PAGE:
Beauty and Virginity

The Video above is called “Why Beauty Matters.” It is done by British philosopher, Roger Scruton. It is perhaps the best contemporary argument for beauty that I have ever encountered. Beware, however, it is PG-13. Many of the examples of ugly “art” have to do with bodily functions–nothing salacious, mostly just crude and offensive. Nevertheless, Scruton makes his point clear arguing that art is about beauty and the transformation of what is common, even tragic, into something sublime and even divine. He goes so far as to equate beauty with religion. I seem to remember him saying that he thought they both had the same function. I wouldn’t go that far; however, certainly beauty and religion must be closely related. I think it is as though beauty gives wings to religion and religion gives context and content to beauty. But I am no philosopher, so don’t push me too hard on this.

DATA LINES:
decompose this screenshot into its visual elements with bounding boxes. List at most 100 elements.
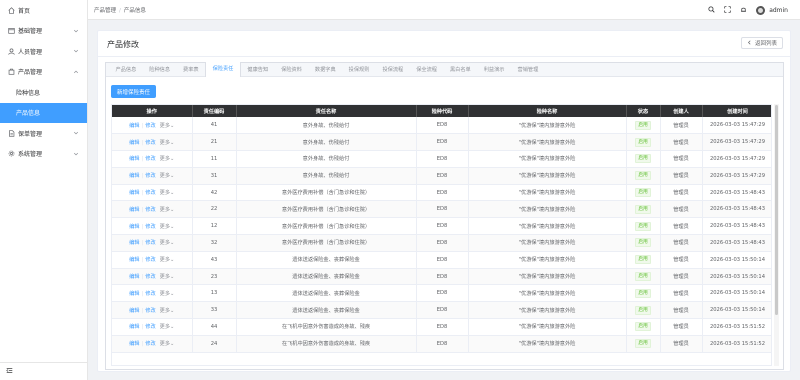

EXERCISE TASKS:
1. From the post on beauty and virginity, list the adjectives that describe what art transforms and what it transforms that material into.
2. Rewrite the part of the post on beauty and virginity starting at "The Video above" and ending at "hard on this.", with "religion" replaced by "faith".
3. What rating does the post on beauty and virginity give the video?
The data is not needed for what comes next.

OUTPUTS FOR THE TASKS:
1. common, tragic, sublime, divine

2.
The Video above is called “Why Beauty Matters.” It is done by British philosopher, Roger Scruton. It is perhaps the best contemporary argument for beauty that I have ever encountered. Beware, however, it is PG-13. Many of the examples of ugly “art” have to do with bodily functions–nothing salacious, mostly just crude and offensive. Nevertheless, Scruton makes his point clear arguing that art is about beauty and the transformation of what is common, even tragic, into something sublime and even divine. He goes so far as to equate beauty with faith. I seem to remember him saying that he thought they both had the same function. I wouldn’t go that far; however, certainly beauty and faith must be closely related. I think it is as though beauty gives wings to faith and faith gives context and content to beauty. But I am no philosopher, so don’t push me too hard on this.

3. PG-13